They’re arguably the worst thing that ever happened to mankind – generic out-of-office replies. Join my fight to get rid of unremarkable out-of-office replies. To help, I’ve collected some great positive exceptions, starting with the one below.

This message is automagically generated.
Hi, my name is RobotPolle.
As the *real* Polle will be on holidays until the 11th of July (no, that is not a type error, he is indeed taking the Monday off) with very limited access to his phone, WhatsApp and email, I will try and answer your frequently asked questions.
OMG please tell me this is not an autoreply.
Thanks for asking. My name is RobotPolle. I will try and answer your frequently asked questions.
Holidays?! That is friggin’ unbelievably inconvenient – where is Polle?
So kind you asked.
Polle will be spending his holidays together with his family in the faraway exotic country of The Netherlands, trying out local culinary specialities like “bitterballen”, “nieuwe haring” and “aardappelen met vlees en groenten” and joining in local cultural habits like complaining about the state of the Dutch national soccer team and the weather and visiting pancake restaurants and furniture companies on Saturdays.

» Provided information:
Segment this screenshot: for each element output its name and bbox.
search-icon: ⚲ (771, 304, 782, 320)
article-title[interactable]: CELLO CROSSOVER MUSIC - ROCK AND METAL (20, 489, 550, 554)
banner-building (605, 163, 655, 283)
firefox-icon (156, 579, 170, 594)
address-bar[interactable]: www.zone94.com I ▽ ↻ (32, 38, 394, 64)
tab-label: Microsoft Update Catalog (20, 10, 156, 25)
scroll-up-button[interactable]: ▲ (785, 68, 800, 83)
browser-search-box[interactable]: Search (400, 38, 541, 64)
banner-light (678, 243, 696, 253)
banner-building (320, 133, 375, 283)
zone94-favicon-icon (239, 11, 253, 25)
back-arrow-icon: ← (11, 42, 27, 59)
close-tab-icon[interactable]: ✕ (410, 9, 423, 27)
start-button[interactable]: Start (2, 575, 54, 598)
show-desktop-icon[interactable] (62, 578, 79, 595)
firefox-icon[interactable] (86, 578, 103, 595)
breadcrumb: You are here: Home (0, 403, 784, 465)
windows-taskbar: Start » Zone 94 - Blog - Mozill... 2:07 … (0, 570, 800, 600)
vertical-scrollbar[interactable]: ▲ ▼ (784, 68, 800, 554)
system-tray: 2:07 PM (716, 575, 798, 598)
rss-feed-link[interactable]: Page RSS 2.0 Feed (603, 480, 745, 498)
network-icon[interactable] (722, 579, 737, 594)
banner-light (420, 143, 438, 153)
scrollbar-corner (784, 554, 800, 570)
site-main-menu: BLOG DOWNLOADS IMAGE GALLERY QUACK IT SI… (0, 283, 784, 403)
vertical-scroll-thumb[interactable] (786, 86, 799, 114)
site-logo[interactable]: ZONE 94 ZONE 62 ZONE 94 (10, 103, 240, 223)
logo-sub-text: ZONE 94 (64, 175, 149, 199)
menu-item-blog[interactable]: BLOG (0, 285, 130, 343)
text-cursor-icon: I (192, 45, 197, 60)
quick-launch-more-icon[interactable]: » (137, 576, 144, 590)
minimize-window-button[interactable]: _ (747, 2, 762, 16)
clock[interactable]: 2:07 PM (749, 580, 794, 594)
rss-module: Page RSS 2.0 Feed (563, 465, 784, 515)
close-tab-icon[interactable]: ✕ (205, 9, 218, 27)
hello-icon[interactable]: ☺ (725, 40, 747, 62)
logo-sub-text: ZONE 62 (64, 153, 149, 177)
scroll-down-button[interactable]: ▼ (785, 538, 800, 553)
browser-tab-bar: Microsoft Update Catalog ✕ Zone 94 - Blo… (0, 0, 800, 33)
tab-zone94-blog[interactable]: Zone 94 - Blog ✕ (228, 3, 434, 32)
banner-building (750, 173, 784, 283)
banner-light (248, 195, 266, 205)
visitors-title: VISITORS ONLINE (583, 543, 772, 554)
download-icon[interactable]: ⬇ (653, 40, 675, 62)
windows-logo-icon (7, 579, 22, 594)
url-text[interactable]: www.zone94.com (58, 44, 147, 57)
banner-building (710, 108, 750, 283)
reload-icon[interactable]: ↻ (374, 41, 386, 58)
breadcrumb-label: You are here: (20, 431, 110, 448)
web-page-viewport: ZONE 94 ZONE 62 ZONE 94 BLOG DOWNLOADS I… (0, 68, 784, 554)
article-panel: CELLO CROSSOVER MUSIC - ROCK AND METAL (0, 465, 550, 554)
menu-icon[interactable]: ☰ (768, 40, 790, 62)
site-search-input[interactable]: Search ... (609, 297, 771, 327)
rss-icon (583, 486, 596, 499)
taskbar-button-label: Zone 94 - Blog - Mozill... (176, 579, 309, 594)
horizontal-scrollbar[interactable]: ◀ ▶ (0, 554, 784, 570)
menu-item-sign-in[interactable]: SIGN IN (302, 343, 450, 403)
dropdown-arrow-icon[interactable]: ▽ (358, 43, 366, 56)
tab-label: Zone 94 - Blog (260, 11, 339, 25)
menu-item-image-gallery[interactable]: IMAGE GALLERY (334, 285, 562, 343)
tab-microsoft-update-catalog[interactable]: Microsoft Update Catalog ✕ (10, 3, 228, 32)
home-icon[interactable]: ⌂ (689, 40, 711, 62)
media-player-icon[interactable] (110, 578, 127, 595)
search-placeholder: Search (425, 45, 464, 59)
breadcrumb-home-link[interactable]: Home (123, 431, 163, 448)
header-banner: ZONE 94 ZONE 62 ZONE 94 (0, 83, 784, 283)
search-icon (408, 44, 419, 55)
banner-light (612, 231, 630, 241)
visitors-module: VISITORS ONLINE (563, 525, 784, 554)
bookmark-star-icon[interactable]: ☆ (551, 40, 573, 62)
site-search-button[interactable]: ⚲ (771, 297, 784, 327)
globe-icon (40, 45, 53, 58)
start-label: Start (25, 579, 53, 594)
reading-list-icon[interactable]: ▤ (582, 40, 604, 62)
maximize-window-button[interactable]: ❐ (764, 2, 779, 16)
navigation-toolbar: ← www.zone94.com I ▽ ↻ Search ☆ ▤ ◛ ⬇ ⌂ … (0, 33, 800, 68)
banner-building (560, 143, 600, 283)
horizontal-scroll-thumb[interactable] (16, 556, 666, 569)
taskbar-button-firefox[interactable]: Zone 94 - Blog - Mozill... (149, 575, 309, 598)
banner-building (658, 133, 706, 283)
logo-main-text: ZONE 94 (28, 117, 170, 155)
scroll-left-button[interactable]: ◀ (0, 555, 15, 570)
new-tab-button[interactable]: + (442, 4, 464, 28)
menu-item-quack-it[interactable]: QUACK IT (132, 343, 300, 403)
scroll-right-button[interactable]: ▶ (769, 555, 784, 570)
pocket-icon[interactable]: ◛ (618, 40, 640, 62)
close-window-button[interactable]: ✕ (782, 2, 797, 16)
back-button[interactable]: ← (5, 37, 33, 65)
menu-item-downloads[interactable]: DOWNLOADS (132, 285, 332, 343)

» Instructions:
**1)** List the local culinary specialities named in the RobotPolle out-of-office reply.
**2)** Update the RobotPolle out-of-office reply by reproducing it from the words "This message is" through the words "not an autoreply.", with "phone" changed to "laptop".
**3)** Go on with the RobotPolle out-of-office reply from where it stops.

» List of answers:
**1)**
“bitterballen”
“nieuwe haring”
“aardappelen met vlees en groenten”

**2)**
This message is automagically generated.
Hi, my name is RobotPolle.
As the *real* Polle will be on holidays until the 11th of July (no, that is not a type error, he is indeed taking the Monday off) with very limited access to his laptop, WhatsApp and email, I will try and answer your frequently asked questions.
OMG please tell me this is not an autoreply.

**3)**
In between these fully on-trend adventurous acts of Instagrammable traveling, he will be training for the Nijmeegse Vierdaagse (4 days of brutal 50km of hiking) and the November Athens Marathon (yes, the first guy completing that same route died). You can follow his progress or non-progress on Strava.
So, when can I expect my strategy/powerpoint/project?
Great question. The *real* Polle will be on holidays until the 11th of July with very limited access to his phone, WhatsApp and email. After that, he will be fully at your disposal.